> **WHAT IS BEING ASKED**: Write the listing below out again exactly, dropping the images.

Data excerpts
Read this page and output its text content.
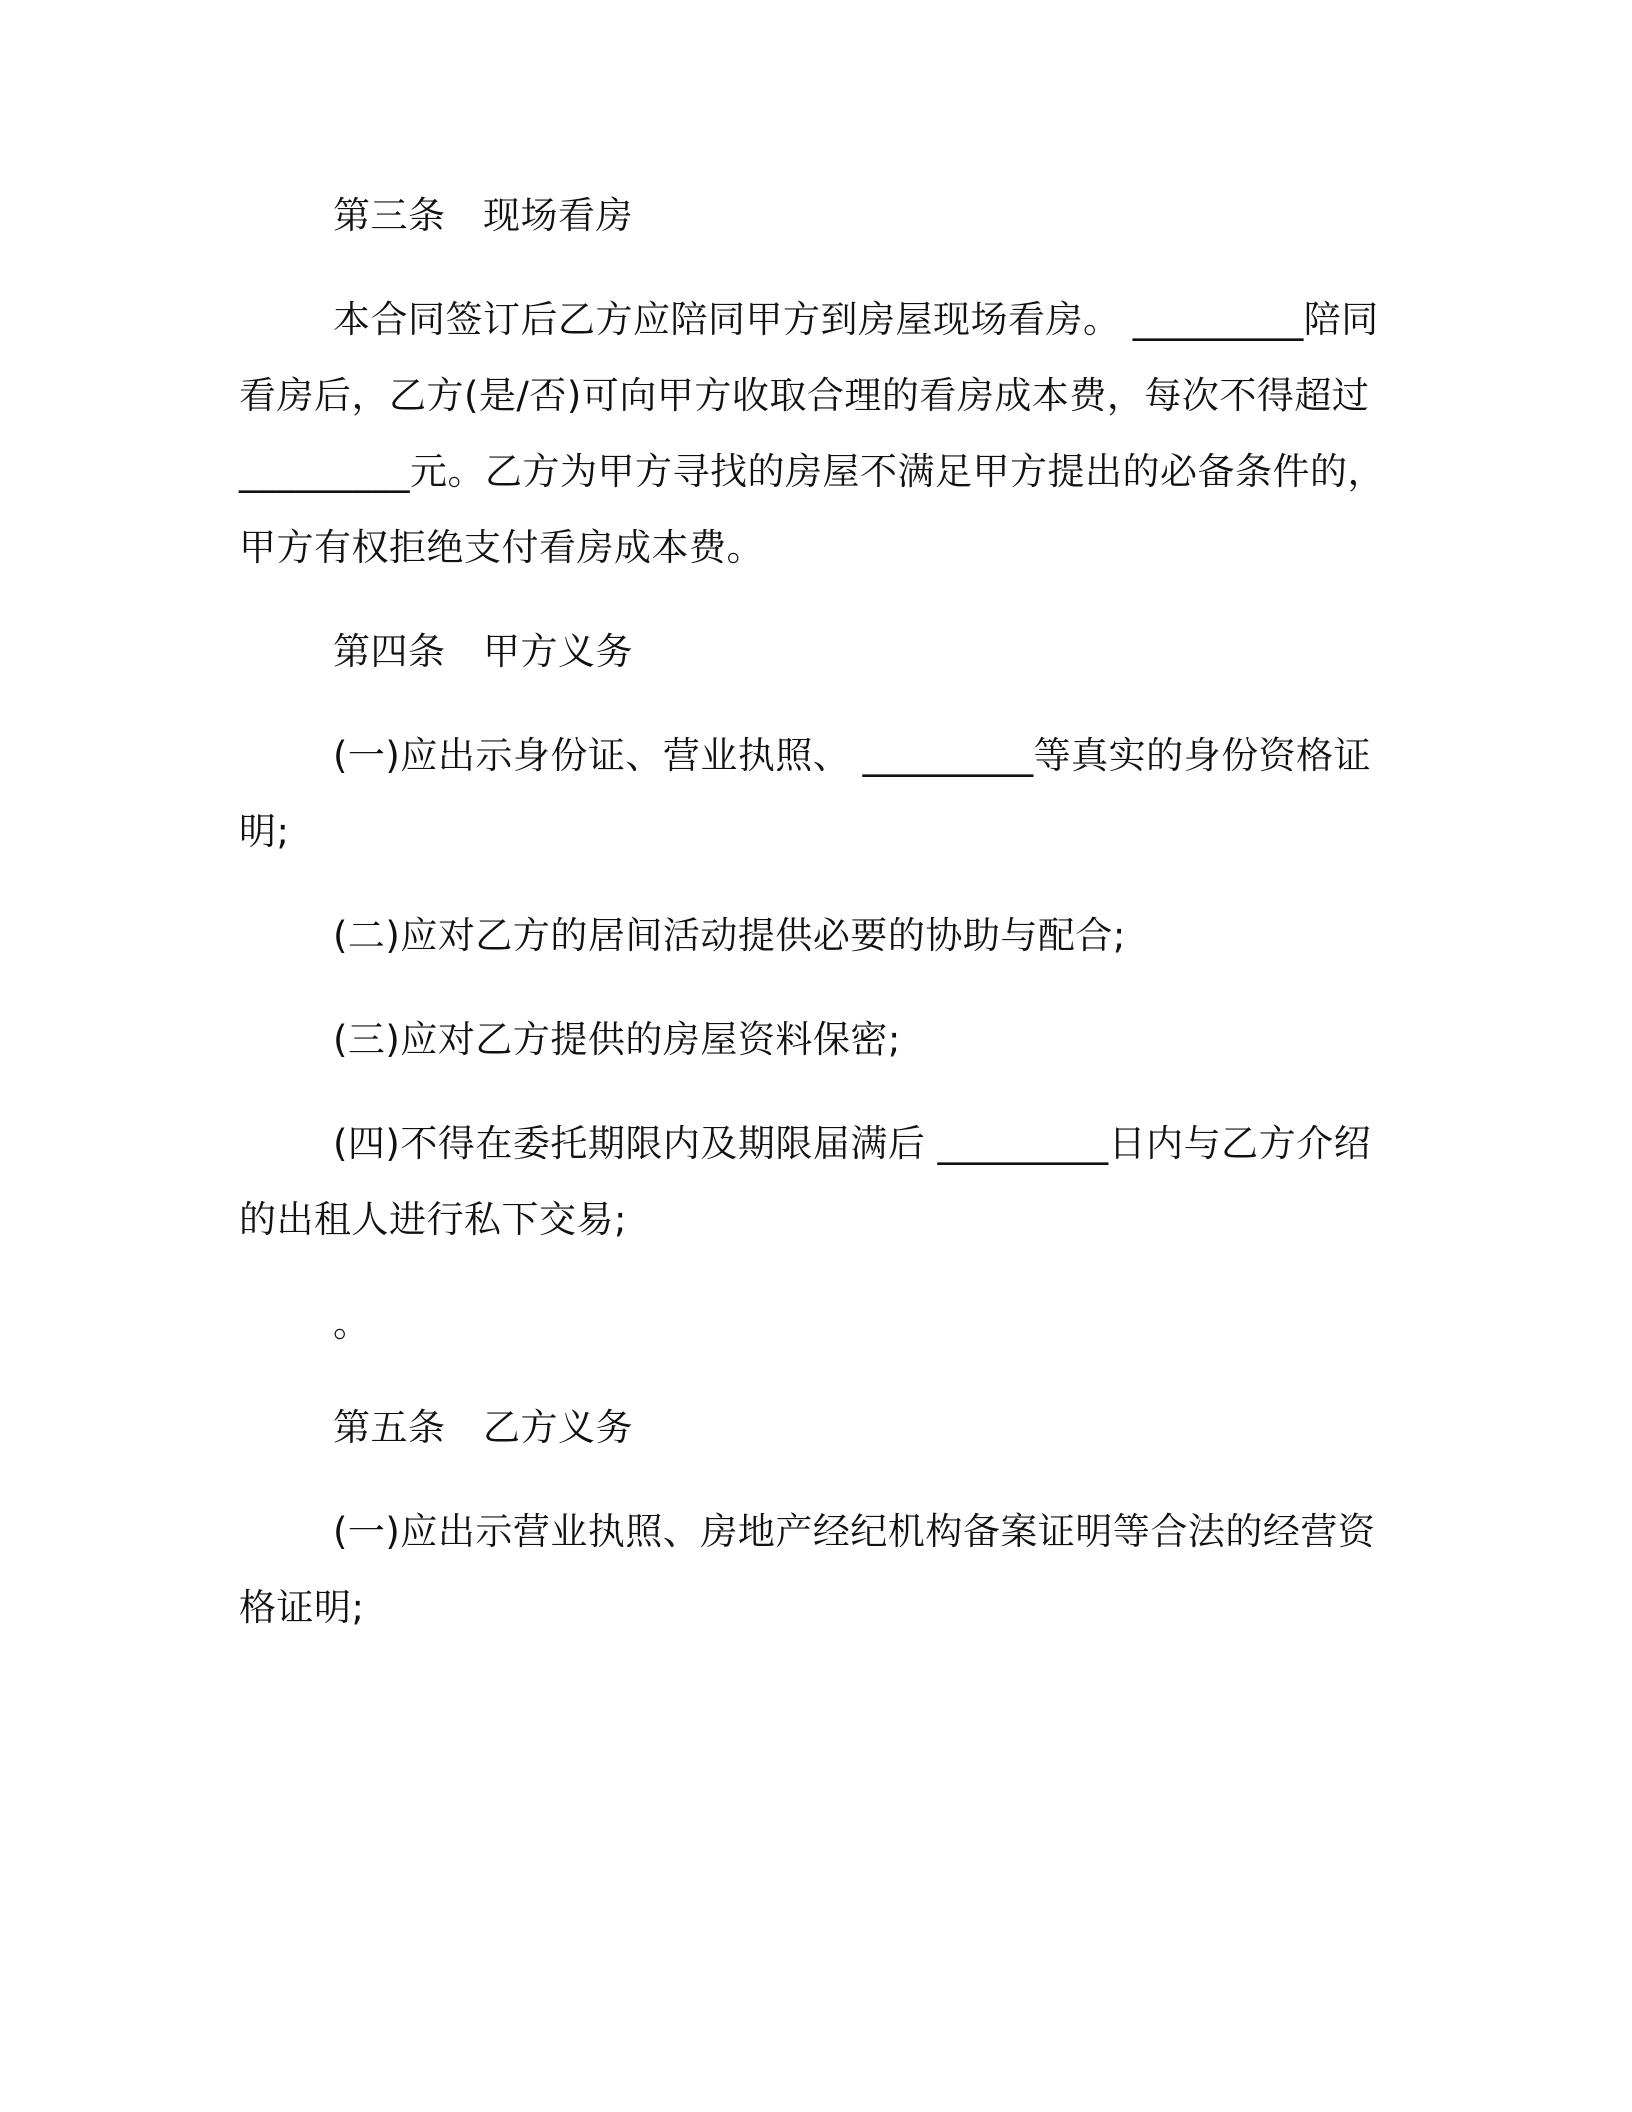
第三条　现场看房
本合同签订后乙方应陪同甲方到房屋现场看房。 _________陪同
看房后，乙方(是/否)可向甲方收取合理的看房成本费，每次不得超过
_________元。乙方为甲方寻找的房屋不满足甲方提出的必备条件的，
甲方有权拒绝支付看房成本费。
第四条　甲方义务
(一)应出示身份证、营业执照、 _________等真实的身份资格证
明;
(二)应对乙方的居间活动提供必要的协助与配合;
(三)应对乙方提供的房屋资料保密;
(四)不得在委托期限内及期限届满后 _________日内与乙方介绍
的出租人进行私下交易;
。
第五条　乙方义务
(一)应出示营业执照、房地产经纪机构备案证明等合法的经营资
格证明;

> **COMPLETE ANSWER**:
Read this page and output its text content.
第三条　现场看房
本合同签订后乙方应陪同甲方到房屋现场看房。 _________陪同
看房后，乙方(是/否)可向甲方收取合理的看房成本费，每次不得超过
_________元。乙方为甲方寻找的房屋不满足甲方提出的必备条件的，
甲方有权拒绝支付看房成本费。
第四条　甲方义务
(一)应出示身份证、营业执照、 _________等真实的身份资格证
明;
(二)应对乙方的居间活动提供必要的协助与配合;
(三)应对乙方提供的房屋资料保密;
(四)不得在委托期限内及期限届满后 _________日内与乙方介绍
的出租人进行私下交易;
。
第五条　乙方义务
(一)应出示营业执照、房地产经纪机构备案证明等合法的经营资
格证明;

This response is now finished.